··· Data for this exercise ···

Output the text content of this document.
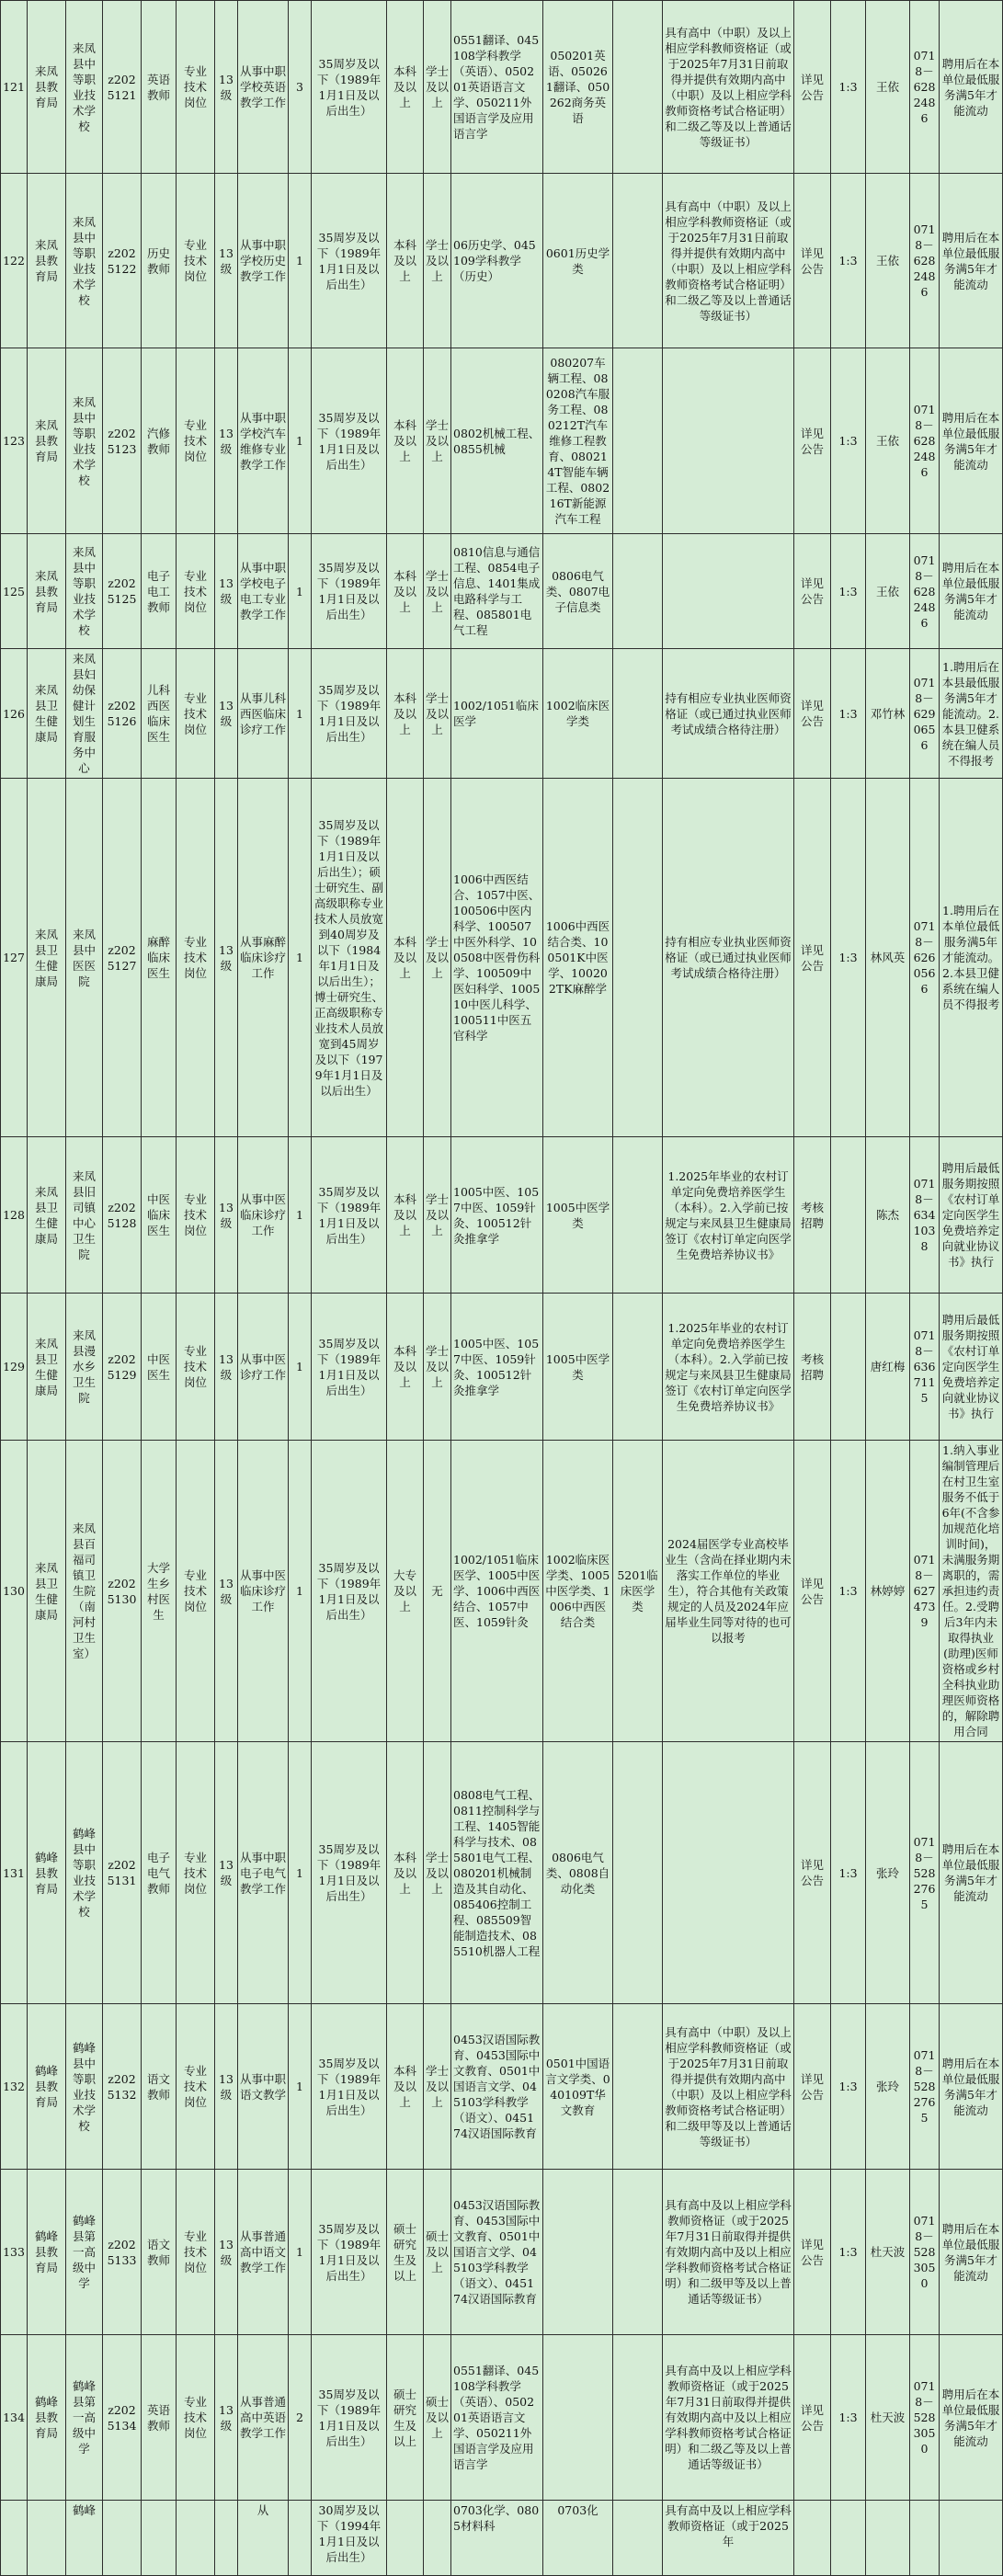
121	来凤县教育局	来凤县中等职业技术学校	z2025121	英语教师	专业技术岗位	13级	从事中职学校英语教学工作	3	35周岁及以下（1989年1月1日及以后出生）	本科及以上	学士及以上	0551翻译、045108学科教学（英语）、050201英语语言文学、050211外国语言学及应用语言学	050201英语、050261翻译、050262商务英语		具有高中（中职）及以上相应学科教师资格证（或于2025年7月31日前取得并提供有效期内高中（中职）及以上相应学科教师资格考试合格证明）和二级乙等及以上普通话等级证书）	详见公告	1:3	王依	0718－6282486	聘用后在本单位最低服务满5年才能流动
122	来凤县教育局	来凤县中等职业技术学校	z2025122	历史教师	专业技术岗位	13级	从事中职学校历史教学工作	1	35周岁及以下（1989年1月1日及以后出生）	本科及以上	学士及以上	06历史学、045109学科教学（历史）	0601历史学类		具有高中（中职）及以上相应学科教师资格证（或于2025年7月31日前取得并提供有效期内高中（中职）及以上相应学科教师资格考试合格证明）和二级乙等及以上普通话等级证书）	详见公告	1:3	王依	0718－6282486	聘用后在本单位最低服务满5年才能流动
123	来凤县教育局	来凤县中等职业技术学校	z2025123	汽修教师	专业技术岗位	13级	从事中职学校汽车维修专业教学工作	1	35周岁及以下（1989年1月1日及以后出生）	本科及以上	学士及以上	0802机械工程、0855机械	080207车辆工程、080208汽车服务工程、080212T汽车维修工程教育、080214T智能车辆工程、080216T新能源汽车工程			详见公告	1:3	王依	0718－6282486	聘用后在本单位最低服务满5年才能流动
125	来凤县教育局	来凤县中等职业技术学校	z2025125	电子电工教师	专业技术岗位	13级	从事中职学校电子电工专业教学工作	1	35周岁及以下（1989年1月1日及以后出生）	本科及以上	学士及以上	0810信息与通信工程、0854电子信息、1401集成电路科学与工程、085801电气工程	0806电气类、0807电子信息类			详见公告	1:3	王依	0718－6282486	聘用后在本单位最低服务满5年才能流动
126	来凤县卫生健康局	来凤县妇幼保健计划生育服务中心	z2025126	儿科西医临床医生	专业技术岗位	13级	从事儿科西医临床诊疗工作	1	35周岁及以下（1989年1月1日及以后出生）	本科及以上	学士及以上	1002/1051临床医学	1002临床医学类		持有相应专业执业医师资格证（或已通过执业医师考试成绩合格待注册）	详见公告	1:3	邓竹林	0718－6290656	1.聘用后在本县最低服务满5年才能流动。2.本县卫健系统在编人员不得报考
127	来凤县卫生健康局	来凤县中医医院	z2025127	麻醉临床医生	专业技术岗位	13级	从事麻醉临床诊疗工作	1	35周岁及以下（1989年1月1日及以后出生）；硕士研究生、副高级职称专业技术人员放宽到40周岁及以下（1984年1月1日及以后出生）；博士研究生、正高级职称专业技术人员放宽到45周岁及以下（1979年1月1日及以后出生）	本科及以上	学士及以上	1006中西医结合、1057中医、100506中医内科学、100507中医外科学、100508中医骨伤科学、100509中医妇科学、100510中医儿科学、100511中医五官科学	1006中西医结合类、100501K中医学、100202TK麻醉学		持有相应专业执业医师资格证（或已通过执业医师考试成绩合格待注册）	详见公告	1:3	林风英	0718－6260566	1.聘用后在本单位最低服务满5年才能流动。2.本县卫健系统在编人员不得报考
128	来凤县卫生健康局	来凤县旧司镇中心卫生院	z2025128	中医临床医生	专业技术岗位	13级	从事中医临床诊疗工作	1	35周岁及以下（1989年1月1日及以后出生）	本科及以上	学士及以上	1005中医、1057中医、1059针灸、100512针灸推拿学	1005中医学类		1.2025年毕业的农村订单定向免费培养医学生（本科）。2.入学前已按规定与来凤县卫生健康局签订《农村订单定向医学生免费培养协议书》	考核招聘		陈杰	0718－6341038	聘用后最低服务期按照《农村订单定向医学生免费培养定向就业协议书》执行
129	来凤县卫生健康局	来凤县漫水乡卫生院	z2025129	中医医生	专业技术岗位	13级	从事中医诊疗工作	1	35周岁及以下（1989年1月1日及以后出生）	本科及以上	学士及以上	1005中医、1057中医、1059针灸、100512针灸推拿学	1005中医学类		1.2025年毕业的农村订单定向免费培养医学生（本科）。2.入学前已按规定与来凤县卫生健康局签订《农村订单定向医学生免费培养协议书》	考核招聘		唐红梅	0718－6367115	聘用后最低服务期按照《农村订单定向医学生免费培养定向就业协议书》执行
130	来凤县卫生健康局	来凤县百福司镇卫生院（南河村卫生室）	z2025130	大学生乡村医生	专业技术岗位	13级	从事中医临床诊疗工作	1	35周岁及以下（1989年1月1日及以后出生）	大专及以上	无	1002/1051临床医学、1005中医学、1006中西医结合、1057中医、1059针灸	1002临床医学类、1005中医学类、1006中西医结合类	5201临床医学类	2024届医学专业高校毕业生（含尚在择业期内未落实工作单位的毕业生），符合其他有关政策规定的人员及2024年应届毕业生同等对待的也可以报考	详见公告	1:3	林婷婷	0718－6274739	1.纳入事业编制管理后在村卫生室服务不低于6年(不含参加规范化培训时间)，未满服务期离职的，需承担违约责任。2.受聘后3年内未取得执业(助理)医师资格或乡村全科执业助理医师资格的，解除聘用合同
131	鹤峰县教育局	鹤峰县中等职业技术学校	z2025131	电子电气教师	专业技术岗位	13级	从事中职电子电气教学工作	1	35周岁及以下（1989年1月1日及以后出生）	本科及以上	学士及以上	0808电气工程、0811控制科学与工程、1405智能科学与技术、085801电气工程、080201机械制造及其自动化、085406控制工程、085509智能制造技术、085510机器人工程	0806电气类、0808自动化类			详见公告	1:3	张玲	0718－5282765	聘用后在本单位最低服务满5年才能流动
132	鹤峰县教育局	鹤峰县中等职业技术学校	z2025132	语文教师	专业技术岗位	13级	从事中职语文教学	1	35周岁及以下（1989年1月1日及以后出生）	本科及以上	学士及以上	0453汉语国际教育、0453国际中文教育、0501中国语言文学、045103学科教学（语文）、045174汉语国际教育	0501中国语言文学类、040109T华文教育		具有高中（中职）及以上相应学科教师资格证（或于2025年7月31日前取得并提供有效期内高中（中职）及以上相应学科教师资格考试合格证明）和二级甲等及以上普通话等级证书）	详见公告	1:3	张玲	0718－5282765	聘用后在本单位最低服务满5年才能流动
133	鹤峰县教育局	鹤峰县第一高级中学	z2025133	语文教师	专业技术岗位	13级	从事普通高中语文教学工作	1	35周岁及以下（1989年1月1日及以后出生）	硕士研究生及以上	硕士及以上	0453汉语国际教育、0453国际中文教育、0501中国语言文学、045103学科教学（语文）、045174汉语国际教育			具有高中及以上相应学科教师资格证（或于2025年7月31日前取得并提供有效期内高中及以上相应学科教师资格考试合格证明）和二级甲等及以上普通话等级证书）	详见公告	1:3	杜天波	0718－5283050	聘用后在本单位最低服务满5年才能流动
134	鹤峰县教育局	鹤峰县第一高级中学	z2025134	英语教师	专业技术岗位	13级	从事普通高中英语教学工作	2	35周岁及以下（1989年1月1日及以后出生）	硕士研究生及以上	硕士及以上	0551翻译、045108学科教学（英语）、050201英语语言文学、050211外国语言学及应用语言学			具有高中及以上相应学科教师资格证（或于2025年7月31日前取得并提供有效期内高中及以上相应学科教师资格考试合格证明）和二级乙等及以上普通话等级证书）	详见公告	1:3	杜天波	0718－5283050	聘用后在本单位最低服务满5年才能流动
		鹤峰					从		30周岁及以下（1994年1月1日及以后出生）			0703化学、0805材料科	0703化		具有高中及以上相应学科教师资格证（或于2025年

···

Your instructions
Copy the records above exactly, leaving out every picture.

Written solution
Output the text content of this document.
121	来凤县教育局	来凤县中等职业技术学校	z2025121	英语教师	专业技术岗位	13级	从事中职学校英语教学工作	3	35周岁及以下（1989年1月1日及以后出生）	本科及以上	学士及以上	0551翻译、045108学科教学（英语）、050201英语语言文学、050211外国语言学及应用语言学	050201英语、050261翻译、050262商务英语		具有高中（中职）及以上相应学科教师资格证（或于2025年7月31日前取得并提供有效期内高中（中职）及以上相应学科教师资格考试合格证明）和二级乙等及以上普通话等级证书）	详见公告	1:3	王依	0718－6282486	聘用后在本单位最低服务满5年才能流动
122	来凤县教育局	来凤县中等职业技术学校	z2025122	历史教师	专业技术岗位	13级	从事中职学校历史教学工作	1	35周岁及以下（1989年1月1日及以后出生）	本科及以上	学士及以上	06历史学、045109学科教学（历史）	0601历史学类		具有高中（中职）及以上相应学科教师资格证（或于2025年7月31日前取得并提供有效期内高中（中职）及以上相应学科教师资格考试合格证明）和二级乙等及以上普通话等级证书）	详见公告	1:3	王依	0718－6282486	聘用后在本单位最低服务满5年才能流动
123	来凤县教育局	来凤县中等职业技术学校	z2025123	汽修教师	专业技术岗位	13级	从事中职学校汽车维修专业教学工作	1	35周岁及以下（1989年1月1日及以后出生）	本科及以上	学士及以上	0802机械工程、0855机械	080207车辆工程、080208汽车服务工程、080212T汽车维修工程教育、080214T智能车辆工程、080216T新能源汽车工程			详见公告	1:3	王依	0718－6282486	聘用后在本单位最低服务满5年才能流动
125	来凤县教育局	来凤县中等职业技术学校	z2025125	电子电工教师	专业技术岗位	13级	从事中职学校电子电工专业教学工作	1	35周岁及以下（1989年1月1日及以后出生）	本科及以上	学士及以上	0810信息与通信工程、0854电子信息、1401集成电路科学与工程、085801电气工程	0806电气类、0807电子信息类			详见公告	1:3	王依	0718－6282486	聘用后在本单位最低服务满5年才能流动
126	来凤县卫生健康局	来凤县妇幼保健计划生育服务中心	z2025126	儿科西医临床医生	专业技术岗位	13级	从事儿科西医临床诊疗工作	1	35周岁及以下（1989年1月1日及以后出生）	本科及以上	学士及以上	1002/1051临床医学	1002临床医学类		持有相应专业执业医师资格证（或已通过执业医师考试成绩合格待注册）	详见公告	1:3	邓竹林	0718－6290656	1.聘用后在本县最低服务满5年才能流动。2.本县卫健系统在编人员不得报考
127	来凤县卫生健康局	来凤县中医医院	z2025127	麻醉临床医生	专业技术岗位	13级	从事麻醉临床诊疗工作	1	35周岁及以下（1989年1月1日及以后出生）；硕士研究生、副高级职称专业技术人员放宽到40周岁及以下（1984年1月1日及以后出生）；博士研究生、正高级职称专业技术人员放宽到45周岁及以下（1979年1月1日及以后出生）	本科及以上	学士及以上	1006中西医结合、1057中医、100506中医内科学、100507中医外科学、100508中医骨伤科学、100509中医妇科学、100510中医儿科学、100511中医五官科学	1006中西医结合类、100501K中医学、100202TK麻醉学		持有相应专业执业医师资格证（或已通过执业医师考试成绩合格待注册）	详见公告	1:3	林风英	0718－6260566	1.聘用后在本单位最低服务满5年才能流动。2.本县卫健系统在编人员不得报考
128	来凤县卫生健康局	来凤县旧司镇中心卫生院	z2025128	中医临床医生	专业技术岗位	13级	从事中医临床诊疗工作	1	35周岁及以下（1989年1月1日及以后出生）	本科及以上	学士及以上	1005中医、1057中医、1059针灸、100512针灸推拿学	1005中医学类		1.2025年毕业的农村订单定向免费培养医学生（本科）。2.入学前已按规定与来凤县卫生健康局签订《农村订单定向医学生免费培养协议书》	考核招聘		陈杰	0718－6341038	聘用后最低服务期按照《农村订单定向医学生免费培养定向就业协议书》执行
129	来凤县卫生健康局	来凤县漫水乡卫生院	z2025129	中医医生	专业技术岗位	13级	从事中医诊疗工作	1	35周岁及以下（1989年1月1日及以后出生）	本科及以上	学士及以上	1005中医、1057中医、1059针灸、100512针灸推拿学	1005中医学类		1.2025年毕业的农村订单定向免费培养医学生（本科）。2.入学前已按规定与来凤县卫生健康局签订《农村订单定向医学生免费培养协议书》	考核招聘		唐红梅	0718－6367115	聘用后最低服务期按照《农村订单定向医学生免费培养定向就业协议书》执行
130	来凤县卫生健康局	来凤县百福司镇卫生院（南河村卫生室）	z2025130	大学生乡村医生	专业技术岗位	13级	从事中医临床诊疗工作	1	35周岁及以下（1989年1月1日及以后出生）	大专及以上	无	1002/1051临床医学、1005中医学、1006中西医结合、1057中医、1059针灸	1002临床医学类、1005中医学类、1006中西医结合类	5201临床医学类	2024届医学专业高校毕业生（含尚在择业期内未落实工作单位的毕业生），符合其他有关政策规定的人员及2024年应届毕业生同等对待的也可以报考	详见公告	1:3	林婷婷	0718－6274739	1.纳入事业编制管理后在村卫生室服务不低于6年(不含参加规范化培训时间)，未满服务期离职的，需承担违约责任。2.受聘后3年内未取得执业(助理)医师资格或乡村全科执业助理医师资格的，解除聘用合同
131	鹤峰县教育局	鹤峰县中等职业技术学校	z2025131	电子电气教师	专业技术岗位	13级	从事中职电子电气教学工作	1	35周岁及以下（1989年1月1日及以后出生）	本科及以上	学士及以上	0808电气工程、0811控制科学与工程、1405智能科学与技术、085801电气工程、080201机械制造及其自动化、085406控制工程、085509智能制造技术、085510机器人工程	0806电气类、0808自动化类			详见公告	1:3	张玲	0718－5282765	聘用后在本单位最低服务满5年才能流动
132	鹤峰县教育局	鹤峰县中等职业技术学校	z2025132	语文教师	专业技术岗位	13级	从事中职语文教学	1	35周岁及以下（1989年1月1日及以后出生）	本科及以上	学士及以上	0453汉语国际教育、0453国际中文教育、0501中国语言文学、045103学科教学（语文）、045174汉语国际教育	0501中国语言文学类、040109T华文教育		具有高中（中职）及以上相应学科教师资格证（或于2025年7月31日前取得并提供有效期内高中（中职）及以上相应学科教师资格考试合格证明）和二级甲等及以上普通话等级证书）	详见公告	1:3	张玲	0718－5282765	聘用后在本单位最低服务满5年才能流动
133	鹤峰县教育局	鹤峰县第一高级中学	z2025133	语文教师	专业技术岗位	13级	从事普通高中语文教学工作	1	35周岁及以下（1989年1月1日及以后出生）	硕士研究生及以上	硕士及以上	0453汉语国际教育、0453国际中文教育、0501中国语言文学、045103学科教学（语文）、045174汉语国际教育			具有高中及以上相应学科教师资格证（或于2025年7月31日前取得并提供有效期内高中及以上相应学科教师资格考试合格证明）和二级甲等及以上普通话等级证书）	详见公告	1:3	杜天波	0718－5283050	聘用后在本单位最低服务满5年才能流动
134	鹤峰县教育局	鹤峰县第一高级中学	z2025134	英语教师	专业技术岗位	13级	从事普通高中英语教学工作	2	35周岁及以下（1989年1月1日及以后出生）	硕士研究生及以上	硕士及以上	0551翻译、045108学科教学（英语）、050201英语语言文学、050211外国语言学及应用语言学			具有高中及以上相应学科教师资格证（或于2025年7月31日前取得并提供有效期内高中及以上相应学科教师资格考试合格证明）和二级乙等及以上普通话等级证书）	详见公告	1:3	杜天波	0718－5283050	聘用后在本单位最低服务满5年才能流动
		鹤峰					从		30周岁及以下（1994年1月1日及以后出生）			0703化学、0805材料科	0703化		具有高中及以上相应学科教师资格证（或于2025年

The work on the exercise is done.